Exercise:
Pick out each line containing the string "Controlled".
>> Begin Data lines
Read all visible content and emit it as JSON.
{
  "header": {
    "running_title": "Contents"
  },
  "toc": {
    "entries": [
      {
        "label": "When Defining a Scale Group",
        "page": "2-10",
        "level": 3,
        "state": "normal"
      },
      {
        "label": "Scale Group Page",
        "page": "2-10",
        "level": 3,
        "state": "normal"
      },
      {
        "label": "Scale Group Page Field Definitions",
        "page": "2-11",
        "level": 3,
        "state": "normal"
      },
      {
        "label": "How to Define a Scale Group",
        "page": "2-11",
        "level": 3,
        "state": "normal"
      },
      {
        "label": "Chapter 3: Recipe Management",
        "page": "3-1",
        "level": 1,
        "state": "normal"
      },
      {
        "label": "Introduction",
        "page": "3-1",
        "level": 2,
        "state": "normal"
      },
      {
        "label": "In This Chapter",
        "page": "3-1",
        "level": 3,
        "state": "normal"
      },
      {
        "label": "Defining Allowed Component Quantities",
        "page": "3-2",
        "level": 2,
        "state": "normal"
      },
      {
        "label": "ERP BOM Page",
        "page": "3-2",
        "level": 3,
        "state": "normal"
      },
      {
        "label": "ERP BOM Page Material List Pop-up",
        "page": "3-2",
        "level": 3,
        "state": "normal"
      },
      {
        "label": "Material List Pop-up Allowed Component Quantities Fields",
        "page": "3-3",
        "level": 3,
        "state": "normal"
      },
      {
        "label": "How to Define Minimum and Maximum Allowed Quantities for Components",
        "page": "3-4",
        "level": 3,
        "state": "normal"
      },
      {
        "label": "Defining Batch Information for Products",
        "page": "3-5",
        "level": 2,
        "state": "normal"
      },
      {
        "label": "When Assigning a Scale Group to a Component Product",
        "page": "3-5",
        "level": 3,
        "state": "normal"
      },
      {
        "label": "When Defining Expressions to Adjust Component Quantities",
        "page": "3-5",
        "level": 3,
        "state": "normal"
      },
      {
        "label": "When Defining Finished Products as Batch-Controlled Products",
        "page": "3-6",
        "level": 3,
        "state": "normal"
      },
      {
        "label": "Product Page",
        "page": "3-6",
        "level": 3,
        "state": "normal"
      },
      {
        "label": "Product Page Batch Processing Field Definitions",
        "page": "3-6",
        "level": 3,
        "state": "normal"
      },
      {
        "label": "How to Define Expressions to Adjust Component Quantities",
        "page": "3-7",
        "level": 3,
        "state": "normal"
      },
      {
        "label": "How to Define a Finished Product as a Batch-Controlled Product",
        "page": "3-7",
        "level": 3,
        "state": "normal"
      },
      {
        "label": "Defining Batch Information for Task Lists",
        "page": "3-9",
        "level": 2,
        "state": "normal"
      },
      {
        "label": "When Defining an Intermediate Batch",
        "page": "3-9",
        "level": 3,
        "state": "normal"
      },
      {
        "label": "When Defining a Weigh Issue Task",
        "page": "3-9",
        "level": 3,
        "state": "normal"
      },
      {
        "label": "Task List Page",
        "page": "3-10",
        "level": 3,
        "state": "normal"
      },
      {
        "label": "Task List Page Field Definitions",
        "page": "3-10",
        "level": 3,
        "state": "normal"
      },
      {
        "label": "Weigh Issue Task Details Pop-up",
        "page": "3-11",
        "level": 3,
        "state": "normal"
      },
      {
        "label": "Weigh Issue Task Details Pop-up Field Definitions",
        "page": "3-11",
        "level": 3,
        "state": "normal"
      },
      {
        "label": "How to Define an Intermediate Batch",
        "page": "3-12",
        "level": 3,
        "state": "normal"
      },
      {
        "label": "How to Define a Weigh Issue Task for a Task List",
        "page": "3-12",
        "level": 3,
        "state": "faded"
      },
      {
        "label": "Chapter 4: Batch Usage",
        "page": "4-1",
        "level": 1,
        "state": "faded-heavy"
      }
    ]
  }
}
>> End Data lines
Result of the task:
        "label": "When Defining Finished Products as Batch-Controlled Products",
        "label": "How to Define a Finished Product as a Batch-Controlled Product",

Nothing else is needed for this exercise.